---------- Recorded data ----------

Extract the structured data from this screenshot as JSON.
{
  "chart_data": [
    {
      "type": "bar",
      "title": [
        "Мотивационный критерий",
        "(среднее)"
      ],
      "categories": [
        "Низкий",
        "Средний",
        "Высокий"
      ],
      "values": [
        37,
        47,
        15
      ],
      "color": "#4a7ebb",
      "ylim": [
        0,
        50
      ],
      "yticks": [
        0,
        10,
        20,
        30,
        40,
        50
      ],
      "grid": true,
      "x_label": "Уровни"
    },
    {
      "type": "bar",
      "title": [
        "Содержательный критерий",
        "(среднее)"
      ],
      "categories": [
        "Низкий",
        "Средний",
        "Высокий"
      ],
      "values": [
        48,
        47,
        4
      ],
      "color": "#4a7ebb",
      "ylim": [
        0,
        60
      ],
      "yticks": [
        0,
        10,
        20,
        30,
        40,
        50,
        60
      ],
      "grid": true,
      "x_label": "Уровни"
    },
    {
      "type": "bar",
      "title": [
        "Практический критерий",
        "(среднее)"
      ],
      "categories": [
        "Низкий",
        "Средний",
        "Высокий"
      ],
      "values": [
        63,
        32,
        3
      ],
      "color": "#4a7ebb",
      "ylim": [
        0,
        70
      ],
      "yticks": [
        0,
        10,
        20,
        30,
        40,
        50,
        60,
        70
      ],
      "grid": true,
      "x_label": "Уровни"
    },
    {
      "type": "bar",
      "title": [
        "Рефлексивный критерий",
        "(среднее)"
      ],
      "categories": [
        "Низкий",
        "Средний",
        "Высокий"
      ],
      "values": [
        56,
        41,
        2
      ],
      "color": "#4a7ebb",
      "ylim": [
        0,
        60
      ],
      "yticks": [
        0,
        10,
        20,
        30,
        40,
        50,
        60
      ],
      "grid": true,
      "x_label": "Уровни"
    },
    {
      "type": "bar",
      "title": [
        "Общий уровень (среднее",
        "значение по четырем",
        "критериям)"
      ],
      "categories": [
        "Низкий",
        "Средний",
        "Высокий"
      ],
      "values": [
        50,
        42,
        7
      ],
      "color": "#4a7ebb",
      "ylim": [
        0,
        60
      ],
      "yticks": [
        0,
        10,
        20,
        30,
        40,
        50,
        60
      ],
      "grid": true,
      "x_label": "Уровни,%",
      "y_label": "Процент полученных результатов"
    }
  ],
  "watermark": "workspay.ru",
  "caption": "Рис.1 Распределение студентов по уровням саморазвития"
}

----------

Set down the listing above in full, please, exactly as it appears.

▸ **Result for this task**:
Extract the structured data from this screenshot as JSON.
{
  "chart_data": [
    {
      "type": "bar",
      "title": [
        "Мотивационный критерий",
        "(среднее)"
      ],
      "categories": [
        "Низкий",
        "Средний",
        "Высокий"
      ],
      "values": [
        37,
        47,
        15
      ],
      "color": "#4a7ebb",
      "ylim": [
        0,
        50
      ],
      "yticks": [
        0,
        10,
        20,
        30,
        40,
        50
      ],
      "grid": true,
      "x_label": "Уровни"
    },
    {
      "type": "bar",
      "title": [
        "Содержательный критерий",
        "(среднее)"
      ],
      "categories": [
        "Низкий",
        "Средний",
        "Высокий"
      ],
      "values": [
        48,
        47,
        4
      ],
      "color": "#4a7ebb",
      "ylim": [
        0,
        60
      ],
      "yticks": [
        0,
        10,
        20,
        30,
        40,
        50,
        60
      ],
      "grid": true,
      "x_label": "Уровни"
    },
    {
      "type": "bar",
      "title": [
        "Практический критерий",
        "(среднее)"
      ],
      "categories": [
        "Низкий",
        "Средний",
        "Высокий"
      ],
      "values": [
        63,
        32,
        3
      ],
      "color": "#4a7ebb",
      "ylim": [
        0,
        70
      ],
      "yticks": [
        0,
        10,
        20,
        30,
        40,
        50,
        60,
        70
      ],
      "grid": true,
      "x_label": "Уровни"
    },
    {
      "type": "bar",
      "title": [
        "Рефлексивный критерий",
        "(среднее)"
      ],
      "categories": [
        "Низкий",
        "Средний",
        "Высокий"
      ],
      "values": [
        56,
        41,
        2
      ],
      "color": "#4a7ebb",
      "ylim": [
        0,
        60
      ],
      "yticks": [
        0,
        10,
        20,
        30,
        40,
        50,
        60
      ],
      "grid": true,
      "x_label": "Уровни"
    },
    {
      "type": "bar",
      "title": [
        "Общий уровень (среднее",
        "значение по четырем",
        "критериям)"
      ],
      "categories": [
        "Низкий",
        "Средний",
        "Высокий"
      ],
      "values": [
        50,
        42,
        7
      ],
      "color": "#4a7ebb",
      "ylim": [
        0,
        60
      ],
      "yticks": [
        0,
        10,
        20,
        30,
        40,
        50,
        60
      ],
      "grid": true,
      "x_label": "Уровни,%",
      "y_label": "Процент полученных результатов"
    }
  ],
  "watermark": "workspay.ru",
  "caption": "Рис.1 Распределение студентов по уровням саморазвития"
}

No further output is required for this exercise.